───── THE RECORDS ─────

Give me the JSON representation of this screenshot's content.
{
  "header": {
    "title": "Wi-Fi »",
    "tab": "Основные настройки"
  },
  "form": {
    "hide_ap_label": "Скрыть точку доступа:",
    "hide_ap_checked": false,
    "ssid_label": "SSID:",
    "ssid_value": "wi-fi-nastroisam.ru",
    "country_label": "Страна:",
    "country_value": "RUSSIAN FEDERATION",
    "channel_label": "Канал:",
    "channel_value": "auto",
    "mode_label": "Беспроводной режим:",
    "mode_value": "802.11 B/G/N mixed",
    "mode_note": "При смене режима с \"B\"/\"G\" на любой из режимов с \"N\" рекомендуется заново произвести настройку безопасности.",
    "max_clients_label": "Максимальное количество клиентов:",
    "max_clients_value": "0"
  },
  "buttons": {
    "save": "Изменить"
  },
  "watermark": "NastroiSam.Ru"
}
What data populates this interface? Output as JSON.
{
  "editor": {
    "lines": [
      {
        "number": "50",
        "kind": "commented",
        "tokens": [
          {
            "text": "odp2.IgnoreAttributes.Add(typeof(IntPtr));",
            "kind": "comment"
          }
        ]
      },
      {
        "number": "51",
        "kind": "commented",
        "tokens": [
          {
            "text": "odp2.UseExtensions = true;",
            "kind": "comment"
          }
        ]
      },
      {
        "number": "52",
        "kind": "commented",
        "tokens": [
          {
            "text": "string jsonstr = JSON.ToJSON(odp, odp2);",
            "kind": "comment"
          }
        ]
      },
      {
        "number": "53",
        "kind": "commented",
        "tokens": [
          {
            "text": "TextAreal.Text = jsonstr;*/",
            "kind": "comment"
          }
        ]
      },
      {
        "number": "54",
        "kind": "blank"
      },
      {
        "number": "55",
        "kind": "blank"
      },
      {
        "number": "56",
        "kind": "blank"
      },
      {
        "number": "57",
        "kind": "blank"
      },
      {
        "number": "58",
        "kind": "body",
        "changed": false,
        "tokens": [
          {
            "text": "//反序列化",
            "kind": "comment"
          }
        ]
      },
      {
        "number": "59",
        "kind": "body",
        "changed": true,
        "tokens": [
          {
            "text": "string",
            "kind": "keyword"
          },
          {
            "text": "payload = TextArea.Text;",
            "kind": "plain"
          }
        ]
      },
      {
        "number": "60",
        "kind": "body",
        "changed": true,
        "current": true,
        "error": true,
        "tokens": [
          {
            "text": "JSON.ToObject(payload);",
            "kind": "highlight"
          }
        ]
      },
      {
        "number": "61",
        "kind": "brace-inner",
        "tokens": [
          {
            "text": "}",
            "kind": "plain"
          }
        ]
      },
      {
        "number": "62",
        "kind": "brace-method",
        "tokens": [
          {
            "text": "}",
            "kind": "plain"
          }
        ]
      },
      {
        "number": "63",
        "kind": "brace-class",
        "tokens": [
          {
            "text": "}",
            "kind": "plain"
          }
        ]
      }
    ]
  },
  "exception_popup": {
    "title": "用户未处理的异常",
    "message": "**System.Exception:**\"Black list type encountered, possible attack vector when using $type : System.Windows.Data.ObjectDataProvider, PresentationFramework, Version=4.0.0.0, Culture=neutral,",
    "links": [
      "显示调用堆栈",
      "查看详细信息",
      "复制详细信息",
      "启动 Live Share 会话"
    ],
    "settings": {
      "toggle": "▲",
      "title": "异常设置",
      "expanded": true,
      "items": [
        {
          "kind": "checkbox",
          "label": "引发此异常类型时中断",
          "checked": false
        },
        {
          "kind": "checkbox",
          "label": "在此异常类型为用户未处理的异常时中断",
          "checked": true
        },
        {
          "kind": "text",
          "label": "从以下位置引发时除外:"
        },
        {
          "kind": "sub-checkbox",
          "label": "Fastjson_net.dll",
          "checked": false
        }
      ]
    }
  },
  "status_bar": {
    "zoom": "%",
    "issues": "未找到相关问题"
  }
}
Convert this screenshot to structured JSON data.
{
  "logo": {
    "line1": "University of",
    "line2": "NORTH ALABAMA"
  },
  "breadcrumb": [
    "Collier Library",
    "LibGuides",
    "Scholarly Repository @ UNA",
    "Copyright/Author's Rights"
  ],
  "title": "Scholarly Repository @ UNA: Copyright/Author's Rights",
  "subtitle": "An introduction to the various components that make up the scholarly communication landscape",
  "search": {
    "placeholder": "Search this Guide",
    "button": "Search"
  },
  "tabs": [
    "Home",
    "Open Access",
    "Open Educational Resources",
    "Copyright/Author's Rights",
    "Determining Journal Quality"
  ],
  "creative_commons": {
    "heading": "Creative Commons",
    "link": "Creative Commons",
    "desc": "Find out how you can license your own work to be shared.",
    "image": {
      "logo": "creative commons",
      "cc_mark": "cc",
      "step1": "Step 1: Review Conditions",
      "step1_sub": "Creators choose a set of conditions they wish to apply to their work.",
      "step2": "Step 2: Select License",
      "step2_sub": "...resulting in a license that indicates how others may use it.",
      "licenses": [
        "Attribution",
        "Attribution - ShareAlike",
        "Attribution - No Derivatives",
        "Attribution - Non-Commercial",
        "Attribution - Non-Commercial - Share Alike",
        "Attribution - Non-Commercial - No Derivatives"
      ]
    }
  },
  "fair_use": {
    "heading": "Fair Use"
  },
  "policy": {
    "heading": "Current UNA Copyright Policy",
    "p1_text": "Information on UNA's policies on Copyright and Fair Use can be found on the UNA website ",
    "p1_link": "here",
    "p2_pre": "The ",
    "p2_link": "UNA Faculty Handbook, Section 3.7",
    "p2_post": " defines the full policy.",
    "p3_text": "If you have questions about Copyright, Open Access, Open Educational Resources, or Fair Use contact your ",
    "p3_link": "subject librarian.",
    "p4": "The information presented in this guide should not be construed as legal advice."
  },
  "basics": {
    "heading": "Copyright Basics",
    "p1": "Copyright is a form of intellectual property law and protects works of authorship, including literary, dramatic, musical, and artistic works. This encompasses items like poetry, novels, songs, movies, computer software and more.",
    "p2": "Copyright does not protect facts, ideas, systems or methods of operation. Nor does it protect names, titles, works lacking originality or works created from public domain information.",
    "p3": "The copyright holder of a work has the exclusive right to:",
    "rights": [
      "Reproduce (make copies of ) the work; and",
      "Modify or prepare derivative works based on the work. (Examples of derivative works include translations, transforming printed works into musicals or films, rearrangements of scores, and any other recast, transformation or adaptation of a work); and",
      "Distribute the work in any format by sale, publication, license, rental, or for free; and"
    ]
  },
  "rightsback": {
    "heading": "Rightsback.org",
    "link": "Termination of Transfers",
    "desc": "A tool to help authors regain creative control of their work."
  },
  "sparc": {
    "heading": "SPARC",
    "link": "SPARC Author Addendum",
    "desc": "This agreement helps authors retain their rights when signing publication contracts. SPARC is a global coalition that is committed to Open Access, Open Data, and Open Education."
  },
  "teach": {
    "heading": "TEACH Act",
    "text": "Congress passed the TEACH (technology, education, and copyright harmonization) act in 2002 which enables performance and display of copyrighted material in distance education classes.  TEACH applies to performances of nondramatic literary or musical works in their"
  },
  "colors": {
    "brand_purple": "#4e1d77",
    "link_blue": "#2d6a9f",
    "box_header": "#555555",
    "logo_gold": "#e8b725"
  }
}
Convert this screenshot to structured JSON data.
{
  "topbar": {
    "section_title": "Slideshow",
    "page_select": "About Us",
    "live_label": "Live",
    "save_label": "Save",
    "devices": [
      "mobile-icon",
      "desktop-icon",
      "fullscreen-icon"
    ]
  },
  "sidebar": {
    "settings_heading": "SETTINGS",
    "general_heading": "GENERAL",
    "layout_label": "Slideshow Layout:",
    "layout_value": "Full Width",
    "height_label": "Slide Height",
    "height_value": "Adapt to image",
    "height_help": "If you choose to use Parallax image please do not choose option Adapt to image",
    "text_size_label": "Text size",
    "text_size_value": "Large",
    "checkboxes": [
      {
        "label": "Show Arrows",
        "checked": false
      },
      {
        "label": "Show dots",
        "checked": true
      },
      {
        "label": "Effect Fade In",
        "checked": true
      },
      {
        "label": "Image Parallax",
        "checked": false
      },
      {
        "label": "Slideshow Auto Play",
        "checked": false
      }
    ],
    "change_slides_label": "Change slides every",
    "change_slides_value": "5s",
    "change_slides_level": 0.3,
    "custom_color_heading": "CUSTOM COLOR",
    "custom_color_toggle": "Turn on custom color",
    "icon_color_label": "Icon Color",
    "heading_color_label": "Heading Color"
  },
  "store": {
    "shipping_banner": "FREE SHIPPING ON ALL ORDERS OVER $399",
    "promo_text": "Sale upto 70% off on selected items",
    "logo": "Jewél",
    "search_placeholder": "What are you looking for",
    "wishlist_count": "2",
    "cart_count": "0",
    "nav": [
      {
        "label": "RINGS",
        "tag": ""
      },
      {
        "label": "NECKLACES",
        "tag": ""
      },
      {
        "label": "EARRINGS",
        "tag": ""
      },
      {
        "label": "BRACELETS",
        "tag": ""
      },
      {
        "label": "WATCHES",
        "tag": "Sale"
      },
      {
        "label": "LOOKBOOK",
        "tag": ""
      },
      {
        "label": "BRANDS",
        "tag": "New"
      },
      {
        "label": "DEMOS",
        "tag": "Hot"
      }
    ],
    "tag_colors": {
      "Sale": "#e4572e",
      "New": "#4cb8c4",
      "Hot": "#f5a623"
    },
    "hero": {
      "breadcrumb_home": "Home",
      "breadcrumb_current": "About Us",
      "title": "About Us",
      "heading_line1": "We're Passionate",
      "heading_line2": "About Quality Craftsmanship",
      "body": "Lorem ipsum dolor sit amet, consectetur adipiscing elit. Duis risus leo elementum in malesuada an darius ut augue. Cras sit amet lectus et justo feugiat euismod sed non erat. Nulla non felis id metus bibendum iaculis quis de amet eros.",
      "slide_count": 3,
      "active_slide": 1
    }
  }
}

─────

Take every line from the records above that has the word "Resources" and copy it.

    "Open Educational Resources",
    "p3_text": "If you have questions about Copyright, Open Access, Open Educational Resources, or Fair Use contact your ",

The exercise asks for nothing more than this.